* Begin Input rows *

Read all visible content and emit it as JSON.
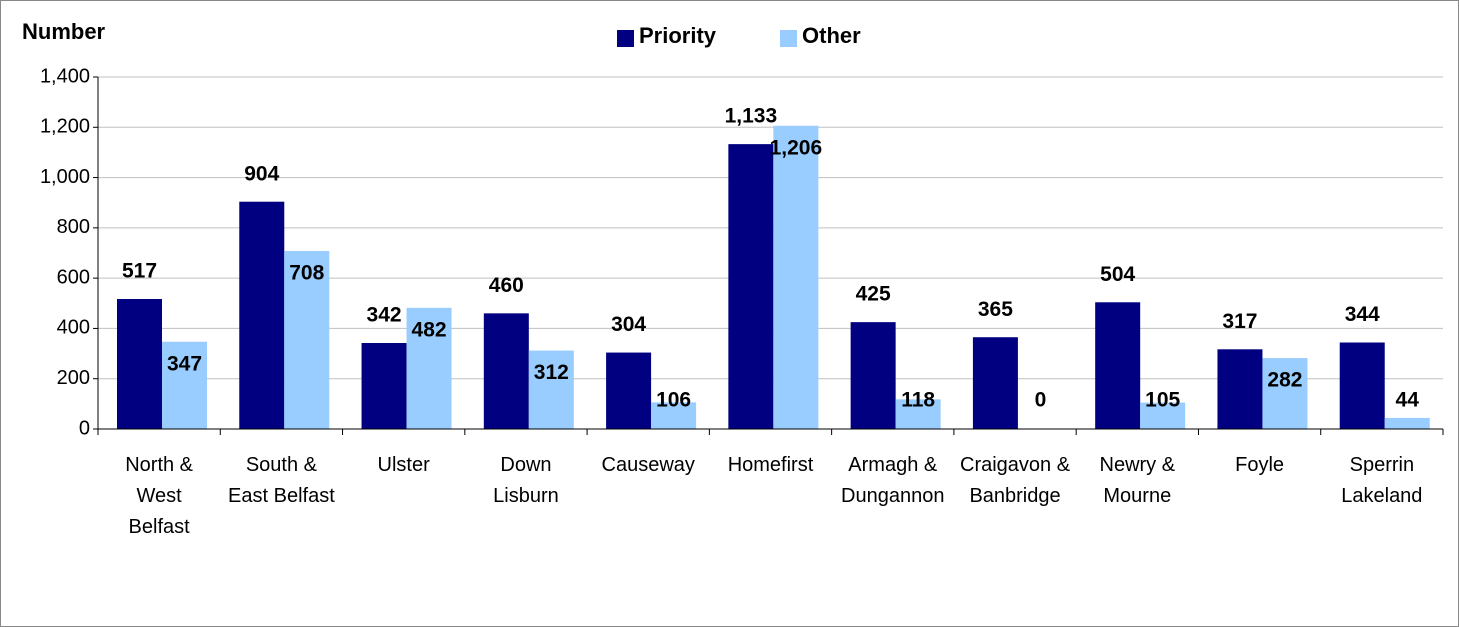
{
  "chart_data": {
    "type": "bar",
    "y_label": "Number",
    "categories": [
      "North &\nWest\nBelfast",
      "South &\nEast Belfast",
      "Ulster",
      "Down\nLisburn",
      "Causeway",
      "Homefirst",
      "Armagh &\nDungannon",
      "Craigavon &\nBanbridge",
      "Newry &\nMourne",
      "Foyle",
      "Sperrin\nLakeland"
    ],
    "series": [
      {
        "name": "Priority",
        "color": "#000080",
        "values": [
          517,
          904,
          342,
          460,
          304,
          1133,
          425,
          365,
          504,
          317,
          344
        ],
        "value_labels": [
          "517",
          "904",
          "342",
          "460",
          "304",
          "1,133",
          "425",
          "365",
          "504",
          "317",
          "344"
        ]
      },
      {
        "name": "Other",
        "color": "#99ccff",
        "values": [
          347,
          708,
          482,
          312,
          106,
          1206,
          118,
          0,
          105,
          282,
          44
        ],
        "value_labels": [
          "347",
          "708",
          "482",
          "312",
          "106",
          "1,206",
          "118",
          "0",
          "105",
          "282",
          "44"
        ]
      }
    ],
    "ylim": [
      0,
      1400
    ],
    "yticks": [
      0,
      200,
      400,
      600,
      800,
      {
        "value": 1000,
        "label": "1,000"
      },
      {
        "value": 1200,
        "label": "1,200"
      },
      {
        "value": 1400,
        "label": "1,400"
      }
    ],
    "grid": true,
    "legend": "top"
  }
}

* End Input rows *

### The exercise:
Please write out all of the material above without changing a word, and omit any pictures.

### Answer in full:
Read all visible content and emit it as JSON.
{
  "chart_data": {
    "type": "bar",
    "y_label": "Number",
    "categories": [
      "North &\nWest\nBelfast",
      "South &\nEast Belfast",
      "Ulster",
      "Down\nLisburn",
      "Causeway",
      "Homefirst",
      "Armagh &\nDungannon",
      "Craigavon &\nBanbridge",
      "Newry &\nMourne",
      "Foyle",
      "Sperrin\nLakeland"
    ],
    "series": [
      {
        "name": "Priority",
        "color": "#000080",
        "values": [
          517,
          904,
          342,
          460,
          304,
          1133,
          425,
          365,
          504,
          317,
          344
        ],
        "value_labels": [
          "517",
          "904",
          "342",
          "460",
          "304",
          "1,133",
          "425",
          "365",
          "504",
          "317",
          "344"
        ]
      },
      {
        "name": "Other",
        "color": "#99ccff",
        "values": [
          347,
          708,
          482,
          312,
          106,
          1206,
          118,
          0,
          105,
          282,
          44
        ],
        "value_labels": [
          "347",
          "708",
          "482",
          "312",
          "106",
          "1,206",
          "118",
          "0",
          "105",
          "282",
          "44"
        ]
      }
    ],
    "ylim": [
      0,
      1400
    ],
    "yticks": [
      0,
      200,
      400,
      600,
      800,
      {
        "value": 1000,
        "label": "1,000"
      },
      {
        "value": 1200,
        "label": "1,200"
      },
      {
        "value": 1400,
        "label": "1,400"
      }
    ],
    "grid": true,
    "legend": "top"
  }
}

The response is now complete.